EXCERPT TO READ —
PRE PRE PRE POST POST POST
Part I Part II Total Part I Part II Total
Control
Test Group 1
Test Group 2
Test Group 3
*correction: I have two within (pre and post/part 1, part 2 and total scores) and one between subjects factor (treatment group).
Hello Mike,
If I understand correctly, you have an unbalanced repeated measures ANOVA with two within-subjects factors and one between-subjects factor. You will have many challenges with this sort of design, including:
– how to interpret the results
– how to test the assumptions
– how to correct for sphericity
Real Statistics handles unbalanced repeated measures ANOVA with one within-subjects factor and one between-subjects factor. See
https://real-statistics.com/anova-repeated-measures/one-between-subjects-factor-and-one-within-subjects-factor/
https://real-statistics.com/anova-repeated-measures/repeated-measures-anova-using-regression/mixed-repeated-measures-anova-using-regression/
You can modify the approach described on the above webpages to handle the second between-subjects factor, although handling sphericity will probably be a challenge.
In any case, it seems that your sample is not very large and so this complicated approach is probably overkill since the power of the test will likely be low. I would focus on the hypotheses that you really need to test and see whether you can come up with a simpler design tailored to accomplish this.
Charles
Thank you very much for the reply! It is very helpful!
You understood correctly (or, rather, I seem to have managed to explain it in an comprehensible way). And since I have already been referring to the pages you suggest, I think I am on the right track: definitely ANOVA via regression and I definitely need to try to simplify, at least if I am going to do it on my own.
I already have the data, so I cannot change the experimental design or research questions, but perhaps I can change how I want to answer the questions.
Sample size is <30 for each of the four groups.
Below are the possibilities I have come up with at this point. would you recommend any of these over the others?

TO BE DONE — Resume the forum thread on repeated measures ANOVA above, starting right after its last sentence.

RAW DATA —
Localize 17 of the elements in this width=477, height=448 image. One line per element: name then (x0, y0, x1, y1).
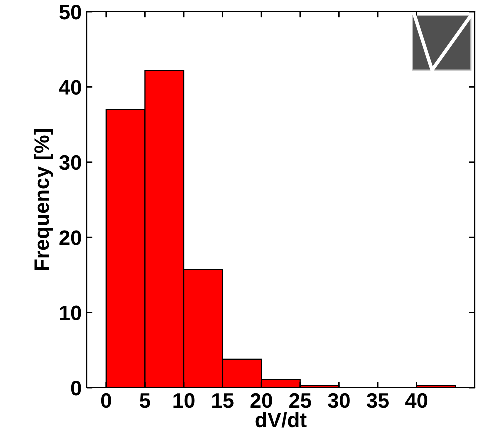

RESPONSE TO THE TASK —
1) Similar studies in my field have run multiple single factor ANOVAS to compare mean scores across treatment groups on pretest and posttest, separately. (I would need to run a third analysis on the composite score.) If they find no difference between groups in pretest means, but a difference between groups in posttest means, they conclude that treatment(s) had an effect. But if I did it this way I would want to at least do a Bonferroni correction, and I do not think all the studies I have read have done so…
2) I could make the analysis a bit more robust by running three one factor ANOVAS to compare difference scores on part 1, part 2, and cumulative, separately. Again with Bonferroni correction.
3) I have also considered a two-factor ANOVA on difference scores to compare mean differences on part 1 and part 2 of the test across treatment groups. (Advantage here is that I have a better idea of a difference in performance between part 1 and part 2.) Then I could run a one factor analysis to compare difference scores on the sum of the two parts. Since the total score is just a sum of part 1 and part 2, I should be treating this separately anyways. Also here with Bonferroni correction.
4) Finally, I could do three repeated measures ANOVAS on before/after means on Part1, Part2 and Total separately. Again with Bonferroni.
Do any of these seem more robust to you than the others?
Thanks again! I have not referred to your site in a while, but I have been using your add in for several years. I have made reference to it in a couple papers and presentations as well. This is truly a great resource for so many people!
Hi Mike,
If you are only interested in the differences, then you should focus on these. In this case, you can even run a single ANOVA and avoid Bonferroni. Then when you do the post-hoc analysis you can use Tukey’s HSD.
Charles
If I run one two-way ANOVA on the difference scores across the four groups, then I should exclude the total score from the analysis, since it is merely a sum of part I and part II, and would already be implicitly included in the comparison of rows, right?
Mike,
If the total can be calculated as a linear combination of the values from the other groups, then you should exclude it from the analysis.
Charles
Thank you!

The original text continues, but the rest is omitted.